:: PASSAGE TO READ ::
= M. Şükrü Hanioğlu =

Turkish historian

M. Şükrü Hanioğlu is a Turkish professor of late Ottoman history in the Department of Near Eastern Studies at Princeton University. Between 2005 and 2014, he was the department chair. Currently, he is an associated faculty member at Princeton's History and the Practice of Diplomacy Program.

==Education==
He received his B.A. in political science and economics and his Ph.D. in political science from Istanbul University. His thesis was on the political activities and thought of one of the founders of the Committee of Union and Progress (CUP), Dr. Abdullah Cevdet.
:::
CHALLENGE ->
Continue the biography of M. Şükrü Hanioğlu after its last sentence.
:: GIVEN ENTRIES ::
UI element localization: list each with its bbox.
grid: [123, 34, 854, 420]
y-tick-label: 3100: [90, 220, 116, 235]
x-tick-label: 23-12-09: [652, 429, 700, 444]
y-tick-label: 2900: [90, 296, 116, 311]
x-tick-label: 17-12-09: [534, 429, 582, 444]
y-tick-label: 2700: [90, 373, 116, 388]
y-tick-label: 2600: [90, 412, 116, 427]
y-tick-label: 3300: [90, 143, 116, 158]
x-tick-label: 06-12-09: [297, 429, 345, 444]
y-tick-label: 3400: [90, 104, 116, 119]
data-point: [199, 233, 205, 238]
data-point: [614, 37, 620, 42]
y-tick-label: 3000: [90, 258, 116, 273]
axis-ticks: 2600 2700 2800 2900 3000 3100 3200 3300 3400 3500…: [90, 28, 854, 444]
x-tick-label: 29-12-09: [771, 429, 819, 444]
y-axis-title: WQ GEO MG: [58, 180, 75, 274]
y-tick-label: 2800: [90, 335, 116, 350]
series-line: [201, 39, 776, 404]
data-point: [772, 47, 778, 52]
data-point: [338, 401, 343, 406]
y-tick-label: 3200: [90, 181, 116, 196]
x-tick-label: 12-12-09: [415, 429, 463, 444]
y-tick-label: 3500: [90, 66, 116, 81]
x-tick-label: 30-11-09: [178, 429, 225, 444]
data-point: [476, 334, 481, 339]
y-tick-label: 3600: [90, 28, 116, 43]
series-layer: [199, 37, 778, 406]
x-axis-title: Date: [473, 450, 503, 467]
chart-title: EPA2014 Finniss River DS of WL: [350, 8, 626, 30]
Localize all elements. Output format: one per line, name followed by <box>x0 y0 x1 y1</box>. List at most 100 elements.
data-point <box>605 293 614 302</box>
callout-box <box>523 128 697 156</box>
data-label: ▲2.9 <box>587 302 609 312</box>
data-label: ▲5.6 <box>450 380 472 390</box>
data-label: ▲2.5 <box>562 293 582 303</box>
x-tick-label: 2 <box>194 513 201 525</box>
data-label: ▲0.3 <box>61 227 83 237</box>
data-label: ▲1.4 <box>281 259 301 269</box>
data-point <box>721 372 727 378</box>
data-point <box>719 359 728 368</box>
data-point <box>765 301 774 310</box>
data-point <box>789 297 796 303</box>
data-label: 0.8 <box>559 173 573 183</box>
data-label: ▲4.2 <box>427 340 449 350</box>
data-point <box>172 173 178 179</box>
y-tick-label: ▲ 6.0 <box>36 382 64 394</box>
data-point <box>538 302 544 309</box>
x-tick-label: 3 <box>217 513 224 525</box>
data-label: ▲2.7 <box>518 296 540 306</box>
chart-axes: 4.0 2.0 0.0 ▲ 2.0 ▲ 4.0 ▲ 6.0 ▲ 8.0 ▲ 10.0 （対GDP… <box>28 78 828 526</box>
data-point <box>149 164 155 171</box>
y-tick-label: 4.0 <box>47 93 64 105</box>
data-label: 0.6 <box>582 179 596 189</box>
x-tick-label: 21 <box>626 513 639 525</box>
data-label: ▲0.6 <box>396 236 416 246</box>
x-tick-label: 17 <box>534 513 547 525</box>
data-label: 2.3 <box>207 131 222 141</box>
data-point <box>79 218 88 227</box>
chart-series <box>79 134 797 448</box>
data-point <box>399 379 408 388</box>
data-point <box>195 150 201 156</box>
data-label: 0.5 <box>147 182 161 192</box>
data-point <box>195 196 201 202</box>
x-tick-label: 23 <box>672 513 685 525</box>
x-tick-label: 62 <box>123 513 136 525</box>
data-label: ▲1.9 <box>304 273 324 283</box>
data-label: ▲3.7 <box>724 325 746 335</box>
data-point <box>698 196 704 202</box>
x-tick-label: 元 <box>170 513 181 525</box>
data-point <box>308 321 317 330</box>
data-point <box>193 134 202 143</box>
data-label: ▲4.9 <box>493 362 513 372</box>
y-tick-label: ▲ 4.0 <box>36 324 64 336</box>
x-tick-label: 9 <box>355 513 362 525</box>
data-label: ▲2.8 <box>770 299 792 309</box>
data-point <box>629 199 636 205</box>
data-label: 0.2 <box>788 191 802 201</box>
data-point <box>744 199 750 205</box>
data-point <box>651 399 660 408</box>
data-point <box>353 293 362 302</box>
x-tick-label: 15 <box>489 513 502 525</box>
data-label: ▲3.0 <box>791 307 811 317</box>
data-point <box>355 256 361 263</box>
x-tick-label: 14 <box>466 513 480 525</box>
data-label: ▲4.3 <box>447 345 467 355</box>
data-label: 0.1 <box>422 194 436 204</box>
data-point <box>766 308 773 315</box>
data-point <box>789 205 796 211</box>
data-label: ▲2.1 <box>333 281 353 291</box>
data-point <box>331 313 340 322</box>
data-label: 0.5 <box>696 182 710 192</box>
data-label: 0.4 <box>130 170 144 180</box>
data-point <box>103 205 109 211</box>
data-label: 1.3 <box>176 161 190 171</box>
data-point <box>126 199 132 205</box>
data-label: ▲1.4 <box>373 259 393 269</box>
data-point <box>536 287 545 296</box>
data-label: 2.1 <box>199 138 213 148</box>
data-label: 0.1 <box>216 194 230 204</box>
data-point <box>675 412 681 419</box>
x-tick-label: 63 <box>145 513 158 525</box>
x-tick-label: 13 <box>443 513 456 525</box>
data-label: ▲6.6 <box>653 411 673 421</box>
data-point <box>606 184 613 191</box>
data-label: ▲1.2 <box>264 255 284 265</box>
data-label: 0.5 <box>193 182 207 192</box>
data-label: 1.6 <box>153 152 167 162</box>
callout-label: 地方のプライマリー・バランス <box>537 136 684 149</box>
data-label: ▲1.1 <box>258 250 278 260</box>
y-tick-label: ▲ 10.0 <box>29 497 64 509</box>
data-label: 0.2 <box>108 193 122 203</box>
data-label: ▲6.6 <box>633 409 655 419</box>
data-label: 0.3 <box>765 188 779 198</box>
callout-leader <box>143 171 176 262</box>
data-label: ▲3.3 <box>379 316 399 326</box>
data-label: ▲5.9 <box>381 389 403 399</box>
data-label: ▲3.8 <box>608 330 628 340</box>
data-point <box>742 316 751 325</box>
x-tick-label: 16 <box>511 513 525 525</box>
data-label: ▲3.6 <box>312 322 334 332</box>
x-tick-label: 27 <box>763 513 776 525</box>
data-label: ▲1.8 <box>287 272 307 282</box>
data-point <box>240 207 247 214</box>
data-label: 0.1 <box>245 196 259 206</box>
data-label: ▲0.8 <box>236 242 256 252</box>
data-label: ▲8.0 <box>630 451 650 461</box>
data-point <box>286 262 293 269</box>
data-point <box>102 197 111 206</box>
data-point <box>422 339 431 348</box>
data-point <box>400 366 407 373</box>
:::
SOLVED PROBLEM ->
==Research==
He has done extensive research on the history of the CUP during the period from 1889 to 1908, i.e. from its foundation to the Young Turk Revolution using organization's own papers (since it was an underground organization), archival sources including those found in the Turkish, German, Austrian, French, Swiss, Italian, Greek, and British archives. He was also the first foreign scholar to visit the national archives of Albania, during the period when hardly anyone could visit the country.

==Representative publications==

- Bir siyasal düşünür olarak Doktor Abdullah Cevdet ve Dönemi, Istanbul, 1981
- Bir siyasal örgüt olarak Osmanlı Ittihad ve Terakki Cemiyeti ve Jon Türklük, Istanbul, 1986
- Young Turks in Opposition, Oxford University Press, 1995
- Preparation for a Revolution: The Young Turks, 1902–1908, Oxford University Press, 2001
- Brief History of the Late Ottoman Empire, Princeton, 2008
- "Transformation of the Ottoman intelligentsia and the idea of science," Anuarul Institutului de Istorie si Arheologie A.D., Xenopol, 1987
- "Notes on the Young Turks and the Freemasons," Middle Eastern Studies, 25 (1989)
- "Der Jungtürkenkongress von Paris (1902) und seine Ergebnisse," Die Welt des Islams 33 (1993)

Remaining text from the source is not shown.